# [Task objective]
Reproduce every line of the records below word for word, with nothing changed.

** BEGIN Material for this task **

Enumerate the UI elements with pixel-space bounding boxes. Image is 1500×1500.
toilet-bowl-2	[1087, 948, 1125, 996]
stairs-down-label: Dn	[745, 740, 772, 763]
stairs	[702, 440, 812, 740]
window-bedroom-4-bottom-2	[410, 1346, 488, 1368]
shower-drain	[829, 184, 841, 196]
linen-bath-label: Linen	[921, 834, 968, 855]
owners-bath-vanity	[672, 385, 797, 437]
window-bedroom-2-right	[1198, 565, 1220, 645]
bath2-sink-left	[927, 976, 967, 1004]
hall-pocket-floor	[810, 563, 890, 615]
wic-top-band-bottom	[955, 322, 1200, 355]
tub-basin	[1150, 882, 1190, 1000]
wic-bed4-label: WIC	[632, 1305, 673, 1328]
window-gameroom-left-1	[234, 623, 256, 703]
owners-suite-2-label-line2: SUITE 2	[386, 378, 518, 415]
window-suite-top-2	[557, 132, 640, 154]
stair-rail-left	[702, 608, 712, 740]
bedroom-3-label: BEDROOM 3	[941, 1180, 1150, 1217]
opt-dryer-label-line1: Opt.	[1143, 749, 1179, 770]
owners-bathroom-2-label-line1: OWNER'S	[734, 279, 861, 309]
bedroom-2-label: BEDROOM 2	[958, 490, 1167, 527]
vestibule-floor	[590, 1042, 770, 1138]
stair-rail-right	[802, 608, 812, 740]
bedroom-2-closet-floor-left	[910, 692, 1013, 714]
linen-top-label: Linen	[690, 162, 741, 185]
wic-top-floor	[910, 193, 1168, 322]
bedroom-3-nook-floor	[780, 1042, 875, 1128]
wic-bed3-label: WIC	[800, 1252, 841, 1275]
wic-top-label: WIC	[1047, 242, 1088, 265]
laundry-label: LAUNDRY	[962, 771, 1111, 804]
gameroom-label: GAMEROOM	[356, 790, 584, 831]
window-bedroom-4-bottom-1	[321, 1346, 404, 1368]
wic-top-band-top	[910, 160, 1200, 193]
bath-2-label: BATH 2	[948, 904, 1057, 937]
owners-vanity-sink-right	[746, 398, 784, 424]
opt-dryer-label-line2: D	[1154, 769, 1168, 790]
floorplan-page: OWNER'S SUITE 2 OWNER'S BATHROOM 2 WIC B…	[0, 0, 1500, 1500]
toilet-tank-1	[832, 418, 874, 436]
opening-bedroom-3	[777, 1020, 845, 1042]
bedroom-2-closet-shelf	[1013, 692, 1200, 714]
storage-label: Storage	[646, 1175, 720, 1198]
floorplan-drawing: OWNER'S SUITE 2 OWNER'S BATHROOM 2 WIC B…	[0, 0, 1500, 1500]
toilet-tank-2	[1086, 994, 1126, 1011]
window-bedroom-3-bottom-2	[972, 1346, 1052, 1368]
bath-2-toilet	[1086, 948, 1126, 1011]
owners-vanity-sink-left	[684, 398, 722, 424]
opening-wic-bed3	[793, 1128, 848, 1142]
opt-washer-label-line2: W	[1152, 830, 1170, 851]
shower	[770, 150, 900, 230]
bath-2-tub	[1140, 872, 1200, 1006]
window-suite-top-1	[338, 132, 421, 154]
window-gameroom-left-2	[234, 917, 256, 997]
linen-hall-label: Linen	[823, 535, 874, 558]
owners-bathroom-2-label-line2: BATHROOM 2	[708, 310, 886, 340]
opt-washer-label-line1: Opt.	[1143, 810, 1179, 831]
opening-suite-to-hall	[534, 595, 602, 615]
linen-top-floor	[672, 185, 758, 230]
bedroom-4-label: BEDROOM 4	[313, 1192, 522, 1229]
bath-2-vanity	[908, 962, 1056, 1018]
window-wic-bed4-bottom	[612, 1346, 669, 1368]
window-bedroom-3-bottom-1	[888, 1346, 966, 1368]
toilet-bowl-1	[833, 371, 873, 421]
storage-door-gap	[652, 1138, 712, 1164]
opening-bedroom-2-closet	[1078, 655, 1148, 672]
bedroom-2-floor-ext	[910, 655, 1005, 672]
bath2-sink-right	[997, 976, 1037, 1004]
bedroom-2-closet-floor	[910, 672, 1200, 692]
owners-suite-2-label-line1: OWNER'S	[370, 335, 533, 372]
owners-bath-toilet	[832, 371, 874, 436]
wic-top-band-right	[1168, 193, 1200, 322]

** END Material for this task **

# [Response for this exercise]
Enumerate the UI elements with pixel-space bounding boxes. Image is 1500×1500.
toilet-bowl-2	[1087, 948, 1125, 996]
stairs-down-label: Dn	[745, 740, 772, 763]
stairs	[702, 440, 812, 740]
window-bedroom-4-bottom-2	[410, 1346, 488, 1368]
shower-drain	[829, 184, 841, 196]
linen-bath-label: Linen	[921, 834, 968, 855]
owners-bath-vanity	[672, 385, 797, 437]
window-bedroom-2-right	[1198, 565, 1220, 645]
bath2-sink-left	[927, 976, 967, 1004]
hall-pocket-floor	[810, 563, 890, 615]
wic-top-band-bottom	[955, 322, 1200, 355]
tub-basin	[1150, 882, 1190, 1000]
wic-bed4-label: WIC	[632, 1305, 673, 1328]
window-gameroom-left-1	[234, 623, 256, 703]
owners-suite-2-label-line2: SUITE 2	[386, 378, 518, 415]
window-suite-top-2	[557, 132, 640, 154]
stair-rail-left	[702, 608, 712, 740]
bedroom-3-label: BEDROOM 3	[941, 1180, 1150, 1217]
opt-dryer-label-line1: Opt.	[1143, 749, 1179, 770]
owners-bathroom-2-label-line1: OWNER'S	[734, 279, 861, 309]
bedroom-2-label: BEDROOM 2	[958, 490, 1167, 527]
vestibule-floor	[590, 1042, 770, 1138]
stair-rail-right	[802, 608, 812, 740]
bedroom-2-closet-floor-left	[910, 692, 1013, 714]
linen-top-label: Linen	[690, 162, 741, 185]
wic-top-floor	[910, 193, 1168, 322]
bedroom-3-nook-floor	[780, 1042, 875, 1128]
wic-bed3-label: WIC	[800, 1252, 841, 1275]
wic-top-label: WIC	[1047, 242, 1088, 265]
laundry-label: LAUNDRY	[962, 771, 1111, 804]
gameroom-label: GAMEROOM	[356, 790, 584, 831]
window-bedroom-4-bottom-1	[321, 1346, 404, 1368]
wic-top-band-top	[910, 160, 1200, 193]
bath-2-label: BATH 2	[948, 904, 1057, 937]
owners-vanity-sink-right	[746, 398, 784, 424]
opt-dryer-label-line2: D	[1154, 769, 1168, 790]
floorplan-page: OWNER'S SUITE 2 OWNER'S BATHROOM 2 WIC B…	[0, 0, 1500, 1500]
toilet-tank-1	[832, 418, 874, 436]
opening-bedroom-3	[777, 1020, 845, 1042]
bedroom-2-closet-shelf	[1013, 692, 1200, 714]
storage-label: Storage	[646, 1175, 720, 1198]
floorplan-drawing: OWNER'S SUITE 2 OWNER'S BATHROOM 2 WIC B…	[0, 0, 1500, 1500]
toilet-tank-2	[1086, 994, 1126, 1011]
window-bedroom-3-bottom-2	[972, 1346, 1052, 1368]
bath-2-toilet	[1086, 948, 1126, 1011]
owners-vanity-sink-left	[684, 398, 722, 424]
opening-wic-bed3	[793, 1128, 848, 1142]
opt-washer-label-line2: W	[1152, 830, 1170, 851]
shower	[770, 150, 900, 230]
bath-2-tub	[1140, 872, 1200, 1006]
window-suite-top-1	[338, 132, 421, 154]
window-gameroom-left-2	[234, 917, 256, 997]
linen-hall-label: Linen	[823, 535, 874, 558]
owners-bathroom-2-label-line2: BATHROOM 2	[708, 310, 886, 340]
opt-washer-label-line1: Opt.	[1143, 810, 1179, 831]
opening-suite-to-hall	[534, 595, 602, 615]
linen-top-floor	[672, 185, 758, 230]
bedroom-4-label: BEDROOM 4	[313, 1192, 522, 1229]
bath-2-vanity	[908, 962, 1056, 1018]
window-wic-bed4-bottom	[612, 1346, 669, 1368]
window-bedroom-3-bottom-1	[888, 1346, 966, 1368]
toilet-bowl-1	[833, 371, 873, 421]
storage-door-gap	[652, 1138, 712, 1164]
opening-bedroom-2-closet	[1078, 655, 1148, 672]
bedroom-2-floor-ext	[910, 655, 1005, 672]
bath2-sink-right	[997, 976, 1037, 1004]
bedroom-2-closet-floor	[910, 672, 1200, 692]
owners-suite-2-label-line1: OWNER'S	[370, 335, 533, 372]
owners-bath-toilet	[832, 371, 874, 436]
wic-top-band-right	[1168, 193, 1200, 322]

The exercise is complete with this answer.